**WHAT THE TASK ASKS:**
Exactly reproduce each entry, leaving out nothing.

************

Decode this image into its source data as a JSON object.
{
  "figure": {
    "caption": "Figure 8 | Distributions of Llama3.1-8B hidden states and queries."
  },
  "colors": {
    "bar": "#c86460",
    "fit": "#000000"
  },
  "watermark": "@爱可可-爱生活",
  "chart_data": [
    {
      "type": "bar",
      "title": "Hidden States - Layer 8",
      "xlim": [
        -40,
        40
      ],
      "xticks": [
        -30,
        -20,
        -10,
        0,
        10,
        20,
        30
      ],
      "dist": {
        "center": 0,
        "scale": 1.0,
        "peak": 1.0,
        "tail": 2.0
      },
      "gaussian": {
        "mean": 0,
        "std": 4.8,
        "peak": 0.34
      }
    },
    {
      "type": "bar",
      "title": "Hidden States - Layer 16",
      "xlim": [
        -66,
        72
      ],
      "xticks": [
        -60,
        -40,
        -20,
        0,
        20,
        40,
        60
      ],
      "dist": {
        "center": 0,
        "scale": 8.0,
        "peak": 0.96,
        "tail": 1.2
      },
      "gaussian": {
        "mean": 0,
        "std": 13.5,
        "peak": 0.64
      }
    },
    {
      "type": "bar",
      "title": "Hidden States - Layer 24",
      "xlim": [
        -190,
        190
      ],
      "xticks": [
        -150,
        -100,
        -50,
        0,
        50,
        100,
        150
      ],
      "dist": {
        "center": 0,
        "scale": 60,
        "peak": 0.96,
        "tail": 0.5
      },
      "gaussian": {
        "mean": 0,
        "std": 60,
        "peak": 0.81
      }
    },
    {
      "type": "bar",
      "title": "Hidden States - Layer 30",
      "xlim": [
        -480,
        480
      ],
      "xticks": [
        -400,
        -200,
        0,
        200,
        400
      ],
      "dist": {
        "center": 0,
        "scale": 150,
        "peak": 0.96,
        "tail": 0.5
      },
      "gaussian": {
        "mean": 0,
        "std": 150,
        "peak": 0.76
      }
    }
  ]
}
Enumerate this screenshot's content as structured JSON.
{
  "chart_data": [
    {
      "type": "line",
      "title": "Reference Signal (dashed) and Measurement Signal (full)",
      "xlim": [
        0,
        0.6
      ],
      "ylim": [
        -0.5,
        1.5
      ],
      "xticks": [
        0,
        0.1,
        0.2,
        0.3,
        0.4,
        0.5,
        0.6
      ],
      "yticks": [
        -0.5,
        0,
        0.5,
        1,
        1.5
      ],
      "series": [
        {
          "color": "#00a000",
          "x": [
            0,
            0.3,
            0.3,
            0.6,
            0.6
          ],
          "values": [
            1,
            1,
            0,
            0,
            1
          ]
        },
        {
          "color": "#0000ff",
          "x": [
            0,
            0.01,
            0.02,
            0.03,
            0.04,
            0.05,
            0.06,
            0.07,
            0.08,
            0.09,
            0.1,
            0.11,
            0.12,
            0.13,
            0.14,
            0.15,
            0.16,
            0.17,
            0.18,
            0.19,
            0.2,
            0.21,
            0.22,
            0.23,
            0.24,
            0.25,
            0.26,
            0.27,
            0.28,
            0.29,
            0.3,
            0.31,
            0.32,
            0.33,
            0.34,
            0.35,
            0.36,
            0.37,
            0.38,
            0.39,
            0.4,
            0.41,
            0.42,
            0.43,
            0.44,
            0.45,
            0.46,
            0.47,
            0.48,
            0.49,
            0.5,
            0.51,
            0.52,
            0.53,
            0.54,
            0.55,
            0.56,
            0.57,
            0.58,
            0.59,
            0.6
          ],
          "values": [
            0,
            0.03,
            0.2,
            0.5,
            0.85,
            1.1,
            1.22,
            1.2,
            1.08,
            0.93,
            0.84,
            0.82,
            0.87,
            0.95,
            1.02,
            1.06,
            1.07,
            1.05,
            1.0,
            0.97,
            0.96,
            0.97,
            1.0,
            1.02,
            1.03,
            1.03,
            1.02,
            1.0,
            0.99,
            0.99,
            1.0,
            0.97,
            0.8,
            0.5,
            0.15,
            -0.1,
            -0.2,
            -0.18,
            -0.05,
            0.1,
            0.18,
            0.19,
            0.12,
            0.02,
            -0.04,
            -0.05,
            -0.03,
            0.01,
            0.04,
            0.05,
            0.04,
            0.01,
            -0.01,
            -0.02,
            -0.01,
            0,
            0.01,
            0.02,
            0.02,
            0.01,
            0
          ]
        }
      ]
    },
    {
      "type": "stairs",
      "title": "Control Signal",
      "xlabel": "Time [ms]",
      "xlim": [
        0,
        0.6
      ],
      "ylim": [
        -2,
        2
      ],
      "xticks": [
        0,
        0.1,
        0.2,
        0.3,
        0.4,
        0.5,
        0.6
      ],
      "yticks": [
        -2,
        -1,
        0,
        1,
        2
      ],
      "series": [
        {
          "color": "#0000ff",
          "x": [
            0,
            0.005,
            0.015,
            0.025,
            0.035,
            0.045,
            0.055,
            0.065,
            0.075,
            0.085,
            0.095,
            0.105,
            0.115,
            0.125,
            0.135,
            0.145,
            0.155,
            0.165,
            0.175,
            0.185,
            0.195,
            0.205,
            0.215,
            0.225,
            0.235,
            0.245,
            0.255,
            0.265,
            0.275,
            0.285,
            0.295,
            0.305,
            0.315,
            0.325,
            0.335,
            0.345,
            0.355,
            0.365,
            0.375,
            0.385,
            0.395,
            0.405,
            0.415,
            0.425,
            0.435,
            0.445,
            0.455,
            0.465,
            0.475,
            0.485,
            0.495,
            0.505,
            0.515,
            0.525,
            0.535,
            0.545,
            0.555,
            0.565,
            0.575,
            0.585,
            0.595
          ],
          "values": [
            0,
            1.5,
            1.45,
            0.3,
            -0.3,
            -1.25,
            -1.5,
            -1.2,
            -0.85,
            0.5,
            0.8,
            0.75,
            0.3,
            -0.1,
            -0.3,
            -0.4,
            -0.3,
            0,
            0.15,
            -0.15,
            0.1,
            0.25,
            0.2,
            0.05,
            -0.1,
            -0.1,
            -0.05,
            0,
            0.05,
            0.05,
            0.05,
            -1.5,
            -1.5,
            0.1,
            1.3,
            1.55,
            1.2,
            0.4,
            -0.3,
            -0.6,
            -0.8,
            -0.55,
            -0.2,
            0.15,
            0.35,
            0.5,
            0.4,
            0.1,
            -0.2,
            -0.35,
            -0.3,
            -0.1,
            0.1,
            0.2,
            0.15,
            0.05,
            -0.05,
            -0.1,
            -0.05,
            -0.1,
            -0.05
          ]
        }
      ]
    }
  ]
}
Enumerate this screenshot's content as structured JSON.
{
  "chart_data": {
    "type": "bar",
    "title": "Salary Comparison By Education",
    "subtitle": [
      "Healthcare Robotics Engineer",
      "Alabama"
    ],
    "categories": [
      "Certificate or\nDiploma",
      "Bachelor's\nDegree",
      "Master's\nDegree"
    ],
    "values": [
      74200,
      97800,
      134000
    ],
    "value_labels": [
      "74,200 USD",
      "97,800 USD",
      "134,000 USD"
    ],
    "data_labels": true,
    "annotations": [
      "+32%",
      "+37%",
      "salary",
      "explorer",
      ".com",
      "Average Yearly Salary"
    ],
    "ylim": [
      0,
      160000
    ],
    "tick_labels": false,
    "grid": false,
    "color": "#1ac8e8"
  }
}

************

**EXERCISE SOLUTION:**
Decode this image into its source data as a JSON object.
{
  "figure": {
    "caption": "Figure 8 | Distributions of Llama3.1-8B hidden states and queries."
  },
  "colors": {
    "bar": "#c86460",
    "fit": "#000000"
  },
  "watermark": "@爱可可-爱生活",
  "chart_data": [
    {
      "type": "bar",
      "title": "Hidden States - Layer 8",
      "xlim": [
        -40,
        40
      ],
      "xticks": [
        -30,
        -20,
        -10,
        0,
        10,
        20,
        30
      ],
      "dist": {
        "center": 0,
        "scale": 1.0,
        "peak": 1.0,
        "tail": 2.0
      },
      "gaussian": {
        "mean": 0,
        "std": 4.8,
        "peak": 0.34
      }
    },
    {
      "type": "bar",
      "title": "Hidden States - Layer 16",
      "xlim": [
        -66,
        72
      ],
      "xticks": [
        -60,
        -40,
        -20,
        0,
        20,
        40,
        60
      ],
      "dist": {
        "center": 0,
        "scale": 8.0,
        "peak": 0.96,
        "tail": 1.2
      },
      "gaussian": {
        "mean": 0,
        "std": 13.5,
        "peak": 0.64
      }
    },
    {
      "type": "bar",
      "title": "Hidden States - Layer 24",
      "xlim": [
        -190,
        190
      ],
      "xticks": [
        -150,
        -100,
        -50,
        0,
        50,
        100,
        150
      ],
      "dist": {
        "center": 0,
        "scale": 60,
        "peak": 0.96,
        "tail": 0.5
      },
      "gaussian": {
        "mean": 0,
        "std": 60,
        "peak": 0.81
      }
    },
    {
      "type": "bar",
      "title": "Hidden States - Layer 30",
      "xlim": [
        -480,
        480
      ],
      "xticks": [
        -400,
        -200,
        0,
        200,
        400
      ],
      "dist": {
        "center": 0,
        "scale": 150,
        "peak": 0.96,
        "tail": 0.5
      },
      "gaussian": {
        "mean": 0,
        "std": 150,
        "peak": 0.76
      }
    }
  ]
}
Enumerate this screenshot's content as structured JSON.
{
  "chart_data": [
    {
      "type": "line",
      "title": "Reference Signal (dashed) and Measurement Signal (full)",
      "xlim": [
        0,
        0.6
      ],
      "ylim": [
        -0.5,
        1.5
      ],
      "xticks": [
        0,
        0.1,
        0.2,
        0.3,
        0.4,
        0.5,
        0.6
      ],
      "yticks": [
        -0.5,
        0,
        0.5,
        1,
        1.5
      ],
      "series": [
        {
          "color": "#00a000",
          "x": [
            0,
            0.3,
            0.3,
            0.6,
            0.6
          ],
          "values": [
            1,
            1,
            0,
            0,
            1
          ]
        },
        {
          "color": "#0000ff",
          "x": [
            0,
            0.01,
            0.02,
            0.03,
            0.04,
            0.05,
            0.06,
            0.07,
            0.08,
            0.09,
            0.1,
            0.11,
            0.12,
            0.13,
            0.14,
            0.15,
            0.16,
            0.17,
            0.18,
            0.19,
            0.2,
            0.21,
            0.22,
            0.23,
            0.24,
            0.25,
            0.26,
            0.27,
            0.28,
            0.29,
            0.3,
            0.31,
            0.32,
            0.33,
            0.34,
            0.35,
            0.36,
            0.37,
            0.38,
            0.39,
            0.4,
            0.41,
            0.42,
            0.43,
            0.44,
            0.45,
            0.46,
            0.47,
            0.48,
            0.49,
            0.5,
            0.51,
            0.52,
            0.53,
            0.54,
            0.55,
            0.56,
            0.57,
            0.58,
            0.59,
            0.6
          ],
          "values": [
            0,
            0.03,
            0.2,
            0.5,
            0.85,
            1.1,
            1.22,
            1.2,
            1.08,
            0.93,
            0.84,
            0.82,
            0.87,
            0.95,
            1.02,
            1.06,
            1.07,
            1.05,
            1.0,
            0.97,
            0.96,
            0.97,
            1.0,
            1.02,
            1.03,
            1.03,
            1.02,
            1.0,
            0.99,
            0.99,
            1.0,
            0.97,
            0.8,
            0.5,
            0.15,
            -0.1,
            -0.2,
            -0.18,
            -0.05,
            0.1,
            0.18,
            0.19,
            0.12,
            0.02,
            -0.04,
            -0.05,
            -0.03,
            0.01,
            0.04,
            0.05,
            0.04,
            0.01,
            -0.01,
            -0.02,
            -0.01,
            0,
            0.01,
            0.02,
            0.02,
            0.01,
            0
          ]
        }
      ]
    },
    {
      "type": "stairs",
      "title": "Control Signal",
      "xlabel": "Time [ms]",
      "xlim": [
        0,
        0.6
      ],
      "ylim": [
        -2,
        2
      ],
      "xticks": [
        0,
        0.1,
        0.2,
        0.3,
        0.4,
        0.5,
        0.6
      ],
      "yticks": [
        -2,
        -1,
        0,
        1,
        2
      ],
      "series": [
        {
          "color": "#0000ff",
          "x": [
            0,
            0.005,
            0.015,
            0.025,
            0.035,
            0.045,
            0.055,
            0.065,
            0.075,
            0.085,
            0.095,
            0.105,
            0.115,
            0.125,
            0.135,
            0.145,
            0.155,
            0.165,
            0.175,
            0.185,
            0.195,
            0.205,
            0.215,
            0.225,
            0.235,
            0.245,
            0.255,
            0.265,
            0.275,
            0.285,
            0.295,
            0.305,
            0.315,
            0.325,
            0.335,
            0.345,
            0.355,
            0.365,
            0.375,
            0.385,
            0.395,
            0.405,
            0.415,
            0.425,
            0.435,
            0.445,
            0.455,
            0.465,
            0.475,
            0.485,
            0.495,
            0.505,
            0.515,
            0.525,
            0.535,
            0.545,
            0.555,
            0.565,
            0.575,
            0.585,
            0.595
          ],
          "values": [
            0,
            1.5,
            1.45,
            0.3,
            -0.3,
            -1.25,
            -1.5,
            -1.2,
            -0.85,
            0.5,
            0.8,
            0.75,
            0.3,
            -0.1,
            -0.3,
            -0.4,
            -0.3,
            0,
            0.15,
            -0.15,
            0.1,
            0.25,
            0.2,
            0.05,
            -0.1,
            -0.1,
            -0.05,
            0,
            0.05,
            0.05,
            0.05,
            -1.5,
            -1.5,
            0.1,
            1.3,
            1.55,
            1.2,
            0.4,
            -0.3,
            -0.6,
            -0.8,
            -0.55,
            -0.2,
            0.15,
            0.35,
            0.5,
            0.4,
            0.1,
            -0.2,
            -0.35,
            -0.3,
            -0.1,
            0.1,
            0.2,
            0.15,
            0.05,
            -0.05,
            -0.1,
            -0.05,
            -0.1,
            -0.05
          ]
        }
      ]
    }
  ]
}
Enumerate this screenshot's content as structured JSON.
{
  "chart_data": {
    "type": "bar",
    "title": "Salary Comparison By Education",
    "subtitle": [
      "Healthcare Robotics Engineer",
      "Alabama"
    ],
    "categories": [
      "Certificate or\nDiploma",
      "Bachelor's\nDegree",
      "Master's\nDegree"
    ],
    "values": [
      74200,
      97800,
      134000
    ],
    "value_labels": [
      "74,200 USD",
      "97,800 USD",
      "134,000 USD"
    ],
    "data_labels": true,
    "annotations": [
      "+32%",
      "+37%",
      "salary",
      "explorer",
      ".com",
      "Average Yearly Salary"
    ],
    "ylim": [
      0,
      160000
    ],
    "tick_labels": false,
    "grid": false,
    "color": "#1ac8e8"
  }
}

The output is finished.